Exercise task 1:
In the article on the House contraception bill, which representative from Texas voted against the legislation?
Exercise task 2:
Resume the article on the House contraception bill, beginning after its last sentence.
Start Given text
House Passes Contraception Bill Threatening ‘Commonsense Conscience Laws’ | Eastern North Carolina Now

    Publisher's Note: This post appears here courtesy of the The Daily Wire. The author of this post is Mary Margaret Olohan.

    The House of Representatives passed legislation Thursday heralded as a protectress of the "right to contraception." But pro-life advocates and conservatives warn that the Right to Contraception Act is merely the Trojan horse of abortion activists pushing religious freedom infringements.

    "This bill isn't about codifying a right, but weaponizing hysteria against Clarence Thomas in an attempt to salvage the November election and distract from Democrat failures," Rep. Chip Roy (R-TX), who voted against the legislation, warned Thursday. "This rushed legislation would overturn commonsense conscience laws to increase distribution of chemical abortion pills and other abortifacients through vague language and a hurried legislative process."
End Given text
Start Data rows
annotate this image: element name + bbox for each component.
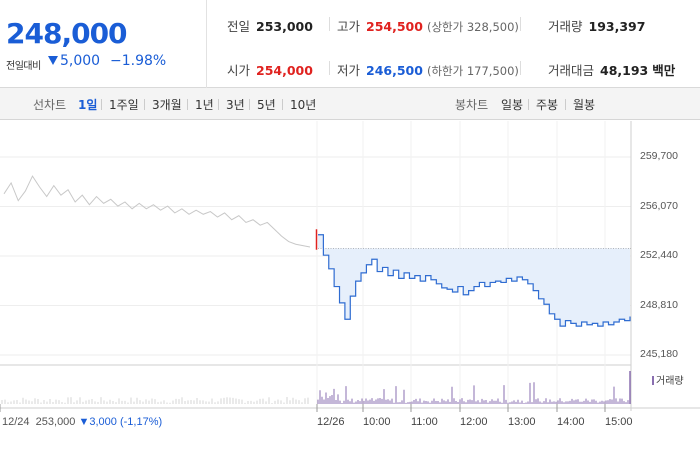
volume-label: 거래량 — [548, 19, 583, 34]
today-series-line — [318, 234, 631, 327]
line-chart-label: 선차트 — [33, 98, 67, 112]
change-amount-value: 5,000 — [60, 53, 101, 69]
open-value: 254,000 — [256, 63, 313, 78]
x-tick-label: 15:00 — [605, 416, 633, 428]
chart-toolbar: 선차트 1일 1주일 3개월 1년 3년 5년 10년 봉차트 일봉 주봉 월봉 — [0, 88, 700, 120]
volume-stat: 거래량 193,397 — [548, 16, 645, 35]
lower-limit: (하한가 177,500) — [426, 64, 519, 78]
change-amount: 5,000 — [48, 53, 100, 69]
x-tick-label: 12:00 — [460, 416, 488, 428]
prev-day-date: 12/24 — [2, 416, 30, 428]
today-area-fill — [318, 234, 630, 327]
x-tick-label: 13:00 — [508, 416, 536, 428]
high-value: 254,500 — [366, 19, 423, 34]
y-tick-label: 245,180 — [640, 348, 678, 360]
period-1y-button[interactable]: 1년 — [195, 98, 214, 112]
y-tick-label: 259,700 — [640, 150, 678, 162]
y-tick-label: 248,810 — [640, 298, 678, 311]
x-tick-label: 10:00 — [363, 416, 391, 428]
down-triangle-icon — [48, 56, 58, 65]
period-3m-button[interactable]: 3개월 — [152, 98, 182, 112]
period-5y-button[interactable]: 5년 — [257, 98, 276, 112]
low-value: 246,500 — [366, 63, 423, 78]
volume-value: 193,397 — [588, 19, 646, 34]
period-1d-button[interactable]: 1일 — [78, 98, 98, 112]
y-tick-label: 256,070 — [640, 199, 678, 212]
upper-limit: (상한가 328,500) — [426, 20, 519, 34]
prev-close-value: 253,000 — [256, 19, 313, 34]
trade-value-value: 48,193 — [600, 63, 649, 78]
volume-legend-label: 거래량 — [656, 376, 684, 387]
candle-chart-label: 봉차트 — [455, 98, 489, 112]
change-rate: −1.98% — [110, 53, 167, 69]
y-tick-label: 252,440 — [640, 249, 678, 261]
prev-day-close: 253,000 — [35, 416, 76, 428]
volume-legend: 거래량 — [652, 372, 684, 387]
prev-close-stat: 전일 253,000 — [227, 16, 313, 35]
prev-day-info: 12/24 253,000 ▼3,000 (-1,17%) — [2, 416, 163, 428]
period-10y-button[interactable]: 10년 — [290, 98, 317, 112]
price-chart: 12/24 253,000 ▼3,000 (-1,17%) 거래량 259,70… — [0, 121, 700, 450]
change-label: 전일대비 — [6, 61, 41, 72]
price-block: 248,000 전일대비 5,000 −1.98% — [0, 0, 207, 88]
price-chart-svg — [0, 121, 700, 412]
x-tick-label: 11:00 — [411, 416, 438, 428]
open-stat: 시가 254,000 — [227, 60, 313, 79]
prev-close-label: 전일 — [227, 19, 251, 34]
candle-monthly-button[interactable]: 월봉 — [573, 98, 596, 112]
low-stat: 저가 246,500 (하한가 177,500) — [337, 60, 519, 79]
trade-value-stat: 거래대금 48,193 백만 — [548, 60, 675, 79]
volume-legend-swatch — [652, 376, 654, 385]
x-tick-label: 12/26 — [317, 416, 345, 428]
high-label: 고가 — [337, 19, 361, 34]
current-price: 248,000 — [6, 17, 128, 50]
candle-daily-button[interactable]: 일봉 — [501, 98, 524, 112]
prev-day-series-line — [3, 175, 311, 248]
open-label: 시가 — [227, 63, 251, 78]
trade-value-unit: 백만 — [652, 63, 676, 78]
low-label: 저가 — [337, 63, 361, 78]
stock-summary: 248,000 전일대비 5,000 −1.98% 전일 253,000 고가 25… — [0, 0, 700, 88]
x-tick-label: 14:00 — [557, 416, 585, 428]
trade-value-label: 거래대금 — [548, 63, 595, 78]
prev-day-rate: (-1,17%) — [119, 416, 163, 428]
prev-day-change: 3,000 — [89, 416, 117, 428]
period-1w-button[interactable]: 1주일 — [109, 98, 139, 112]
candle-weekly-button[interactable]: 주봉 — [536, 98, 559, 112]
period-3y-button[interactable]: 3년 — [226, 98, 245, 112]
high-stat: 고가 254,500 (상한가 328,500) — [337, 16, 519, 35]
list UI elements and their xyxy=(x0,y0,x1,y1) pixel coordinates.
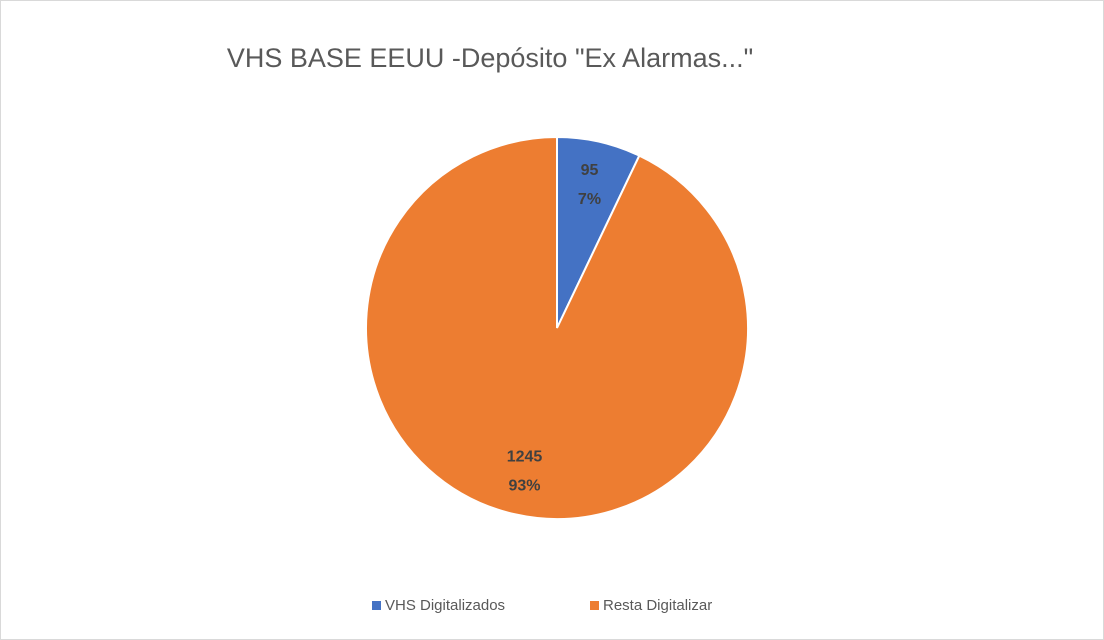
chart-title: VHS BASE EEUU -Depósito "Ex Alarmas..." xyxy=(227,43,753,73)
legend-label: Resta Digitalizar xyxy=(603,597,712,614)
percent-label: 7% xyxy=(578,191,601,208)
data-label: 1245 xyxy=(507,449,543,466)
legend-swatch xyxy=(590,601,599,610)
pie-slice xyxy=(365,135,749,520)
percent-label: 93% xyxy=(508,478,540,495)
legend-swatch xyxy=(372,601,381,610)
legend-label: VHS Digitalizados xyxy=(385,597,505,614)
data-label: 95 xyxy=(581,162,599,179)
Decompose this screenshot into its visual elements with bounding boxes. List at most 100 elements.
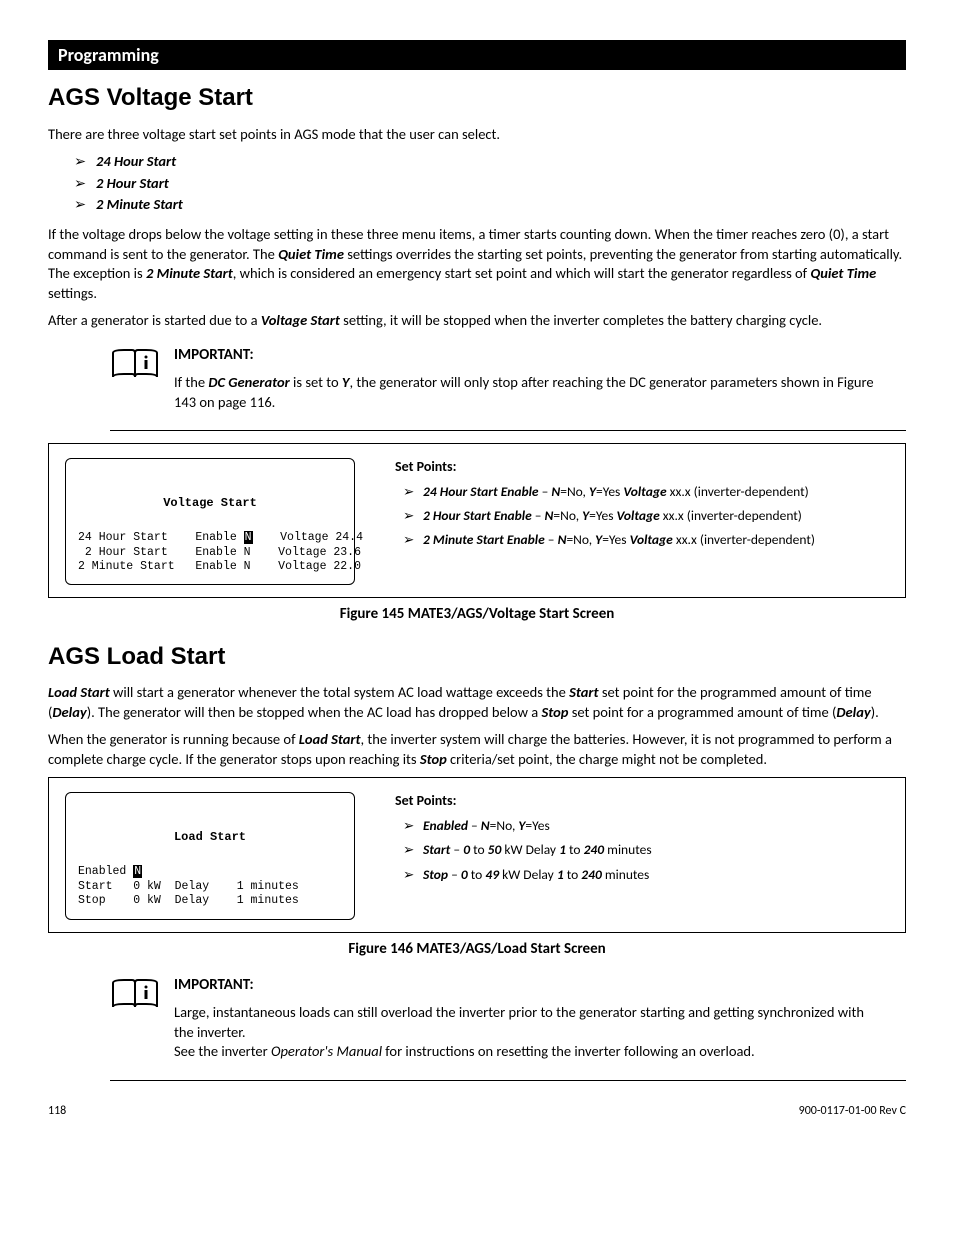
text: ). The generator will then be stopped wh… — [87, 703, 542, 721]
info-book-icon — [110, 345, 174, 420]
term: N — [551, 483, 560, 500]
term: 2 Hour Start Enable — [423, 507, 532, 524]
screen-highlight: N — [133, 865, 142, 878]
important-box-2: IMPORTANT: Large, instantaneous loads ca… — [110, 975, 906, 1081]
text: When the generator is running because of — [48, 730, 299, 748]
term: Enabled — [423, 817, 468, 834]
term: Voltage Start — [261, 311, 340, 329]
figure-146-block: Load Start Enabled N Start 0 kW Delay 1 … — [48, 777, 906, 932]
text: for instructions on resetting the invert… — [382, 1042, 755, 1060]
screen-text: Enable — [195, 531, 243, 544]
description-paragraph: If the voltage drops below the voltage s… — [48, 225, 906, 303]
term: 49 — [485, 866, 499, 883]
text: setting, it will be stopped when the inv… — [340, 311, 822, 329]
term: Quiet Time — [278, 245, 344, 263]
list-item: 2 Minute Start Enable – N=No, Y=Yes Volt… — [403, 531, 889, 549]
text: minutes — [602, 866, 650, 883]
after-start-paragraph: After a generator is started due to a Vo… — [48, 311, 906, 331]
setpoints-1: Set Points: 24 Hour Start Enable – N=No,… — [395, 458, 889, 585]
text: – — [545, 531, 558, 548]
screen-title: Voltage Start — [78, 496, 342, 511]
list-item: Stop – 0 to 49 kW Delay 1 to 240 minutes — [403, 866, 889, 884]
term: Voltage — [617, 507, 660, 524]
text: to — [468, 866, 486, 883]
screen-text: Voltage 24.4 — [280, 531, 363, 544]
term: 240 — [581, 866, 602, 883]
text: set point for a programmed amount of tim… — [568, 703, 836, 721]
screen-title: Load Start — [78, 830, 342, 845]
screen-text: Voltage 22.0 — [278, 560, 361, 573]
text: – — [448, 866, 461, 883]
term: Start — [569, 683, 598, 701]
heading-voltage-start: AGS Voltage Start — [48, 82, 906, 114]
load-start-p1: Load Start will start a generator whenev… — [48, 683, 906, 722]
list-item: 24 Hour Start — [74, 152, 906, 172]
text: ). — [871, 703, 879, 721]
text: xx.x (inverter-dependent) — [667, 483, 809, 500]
End Data rows
Written response 1:
Rep. Chip Roy (R-TX)

Written response 2:
    The Right to Contraception Act would "protect a person's ability to access contraceptives and to engage in contraception, and to protect a health care provider's ability to provide contraceptives, contraception, and information related to contraception."

    Republicans Bob Gibbs of Ohio and Mike Kelly of Pennsylvania voted present on the bill, while eight Republicans voted for the bill: Liz Cheney of Wyoming, Anthony Gonzalez of Ohio, John Katko of New York, Adam Kinzinger of Illinois, Brian Fitzpatrick of Pennsylvania, Nancy Mace of South Carolina, Fred Upton of Michigan, and Maria Salazar of Florida.

    "It is outrageous - we keep using that word - 60 years after Griswold was decided, 60 years after Griswold, women must again fight for our basic right to birth control against an extremist Republican Party," Pelosi said Wednesday, according to The Wall Street Journal. "Let us be clear: We are not going back. For our daughters or granddaughters, we are not going back."

    The Right to Contraception Act would supersede the Religious Freedom Restoration Act.

    John McCormack with the National Review notes:

    By including the same poison-pill language about RFRA in their "Right to Contraception Act," Democrats appear to be taking a page from their 2012 playbook: picking a fight over religious liberty in order to portray Republicans as opposing the legal right to contraception.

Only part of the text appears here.